**PROBLEM DESCRIPTION**
Reproduce the data exactly and drop any pictures it holds.

**PROVIDED RECORDS**
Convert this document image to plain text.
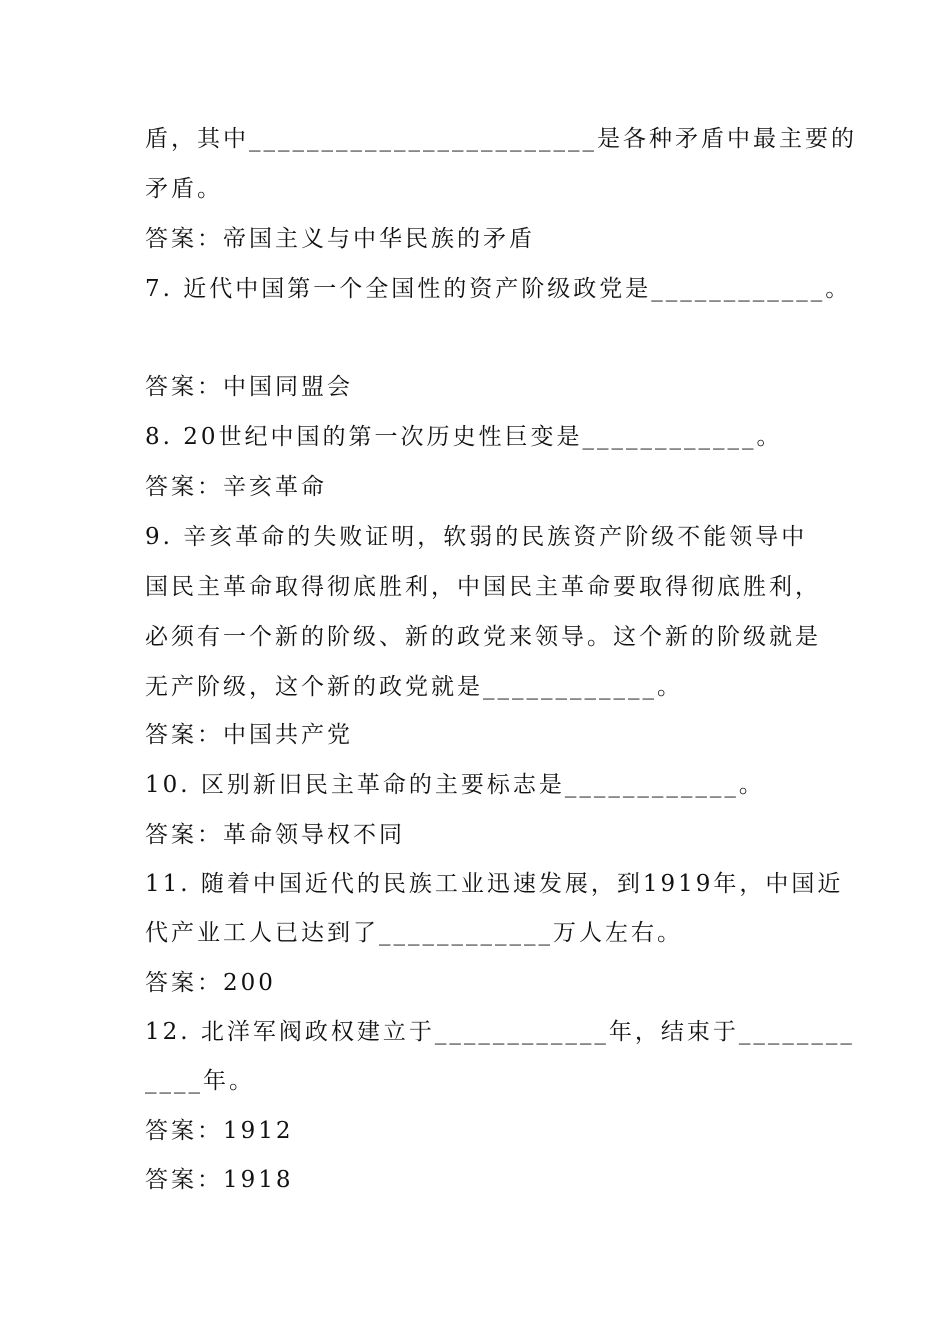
盾，其中________________________是各种矛盾中最主要的
矛盾。
答案：帝国主义与中华民族的矛盾
7. 近代中国第一个全国性的资产阶级政党是____________。
答案：中国同盟会
8. 20世纪中国的第一次历史性巨变是____________。
答案：辛亥革命
9. 辛亥革命的失败证明，软弱的民族资产阶级不能领导中
国民主革命取得彻底胜利，中国民主革命要取得彻底胜利，
必须有一个新的阶级、新的政党来领导。这个新的阶级就是
无产阶级，这个新的政党就是____________。
答案：中国共产党
10. 区别新旧民主革命的主要标志是____________。
答案：革命领导权不同
11. 随着中国近代的民族工业迅速发展，到1919年，中国近
代产业工人已达到了____________万人左右。
答案：200
12. 北洋军阀政权建立于____________年，结束于________
____年。
答案：1912
答案：1918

**WORKED SOLUTION**
Convert this document image to plain text.
盾，其中________________________是各种矛盾中最主要的
矛盾。
答案：帝国主义与中华民族的矛盾
7. 近代中国第一个全国性的资产阶级政党是____________。
答案：中国同盟会
8. 20世纪中国的第一次历史性巨变是____________。
答案：辛亥革命
9. 辛亥革命的失败证明，软弱的民族资产阶级不能领导中
国民主革命取得彻底胜利，中国民主革命要取得彻底胜利，
必须有一个新的阶级、新的政党来领导。这个新的阶级就是
无产阶级，这个新的政党就是____________。
答案：中国共产党
10. 区别新旧民主革命的主要标志是____________。
答案：革命领导权不同
11. 随着中国近代的民族工业迅速发展，到1919年，中国近
代产业工人已达到了____________万人左右。
答案：200
12. 北洋军阀政权建立于____________年，结束于________
____年。
答案：1912
答案：1918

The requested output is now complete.